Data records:

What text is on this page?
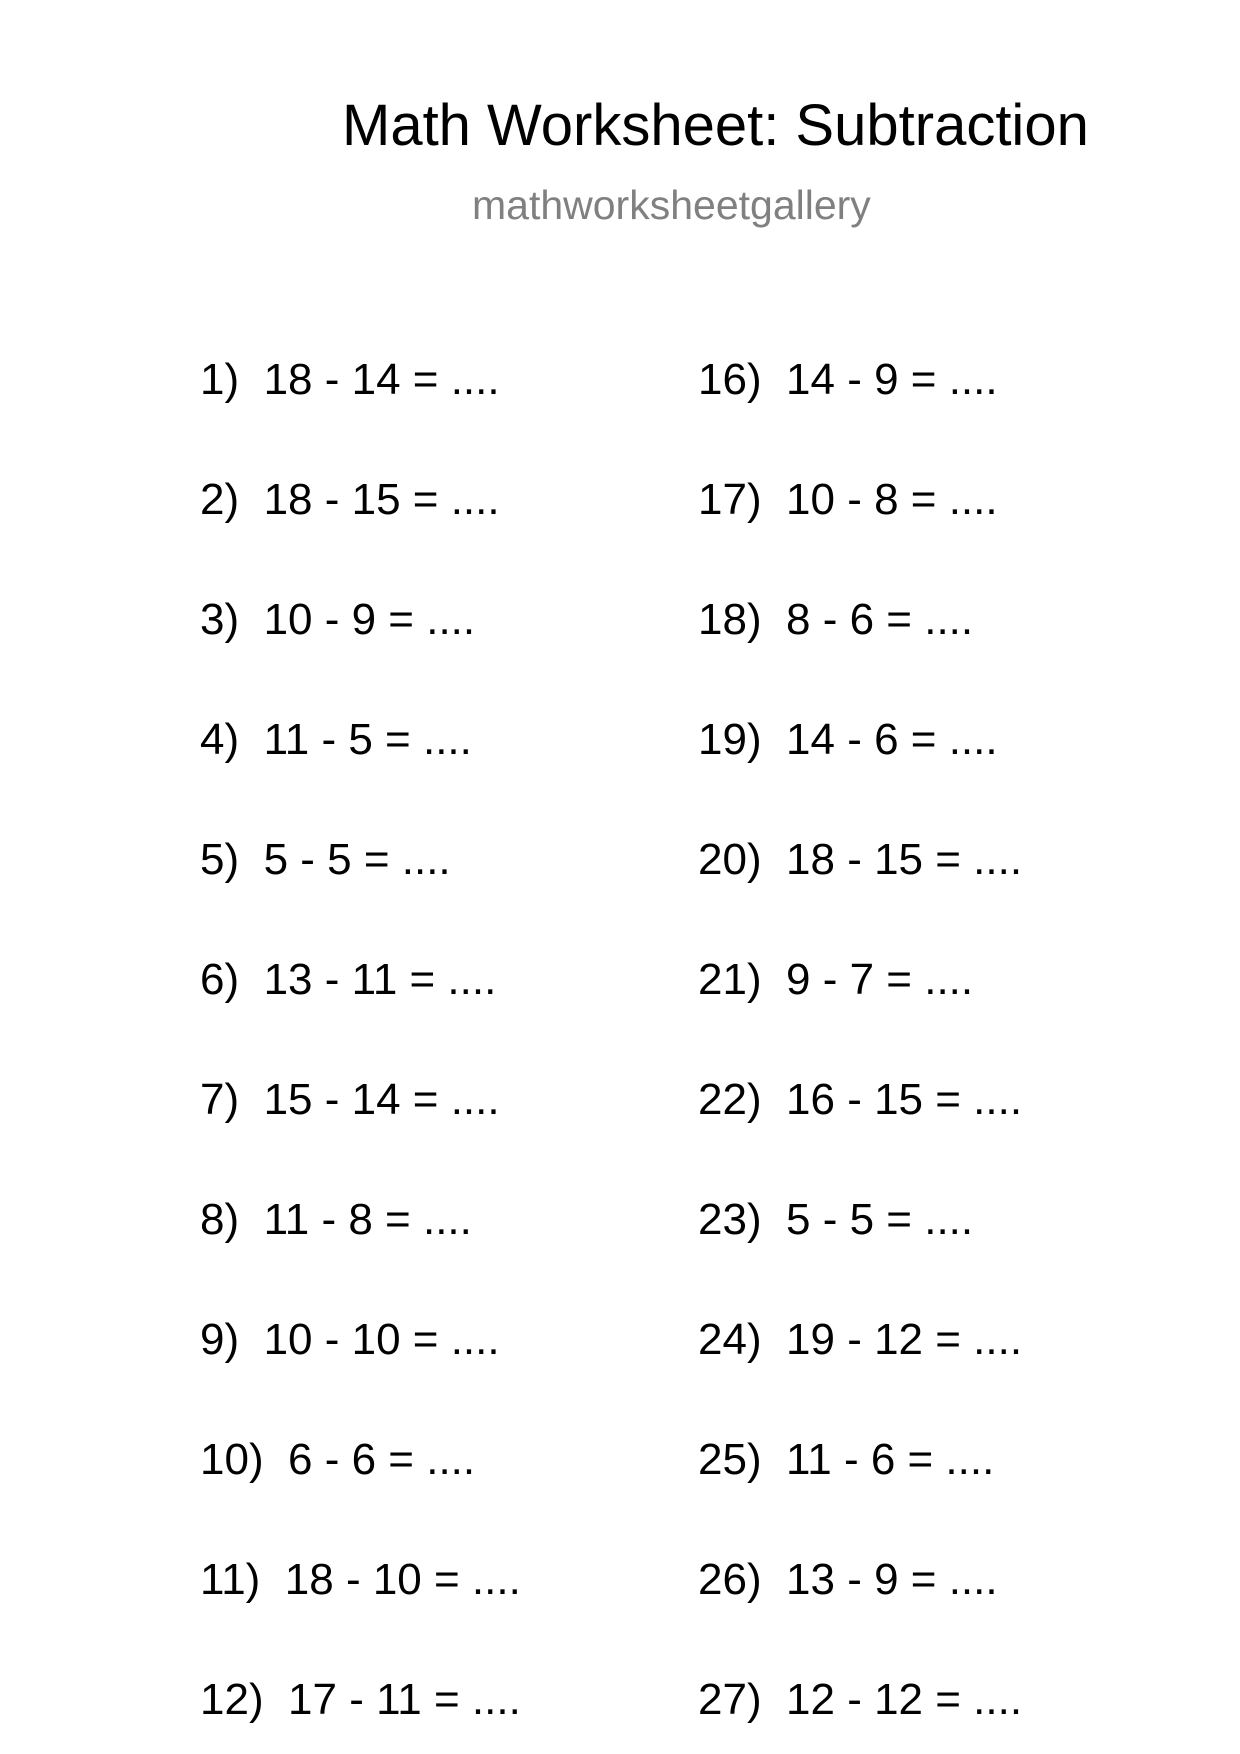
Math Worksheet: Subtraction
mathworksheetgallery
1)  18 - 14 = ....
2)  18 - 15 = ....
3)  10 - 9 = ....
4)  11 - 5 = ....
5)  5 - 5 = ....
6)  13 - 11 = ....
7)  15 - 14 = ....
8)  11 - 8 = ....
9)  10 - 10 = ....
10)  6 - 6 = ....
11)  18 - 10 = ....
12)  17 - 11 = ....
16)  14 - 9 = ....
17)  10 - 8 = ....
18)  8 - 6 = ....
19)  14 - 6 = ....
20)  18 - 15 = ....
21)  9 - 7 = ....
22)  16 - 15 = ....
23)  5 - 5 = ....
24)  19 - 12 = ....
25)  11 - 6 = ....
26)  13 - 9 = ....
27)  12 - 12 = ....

* Work to be completed
Quote in full the listing given above; the images are to be left out.

* In response
What text is on this page?
Math Worksheet: Subtraction
mathworksheetgallery
1)  18 - 14 = ....
2)  18 - 15 = ....
3)  10 - 9 = ....
4)  11 - 5 = ....
5)  5 - 5 = ....
6)  13 - 11 = ....
7)  15 - 14 = ....
8)  11 - 8 = ....
9)  10 - 10 = ....
10)  6 - 6 = ....
11)  18 - 10 = ....
12)  17 - 11 = ....
16)  14 - 9 = ....
17)  10 - 8 = ....
18)  8 - 6 = ....
19)  14 - 6 = ....
20)  18 - 15 = ....
21)  9 - 7 = ....
22)  16 - 15 = ....
23)  5 - 5 = ....
24)  19 - 12 = ....
25)  11 - 6 = ....
26)  13 - 9 = ....
27)  12 - 12 = ....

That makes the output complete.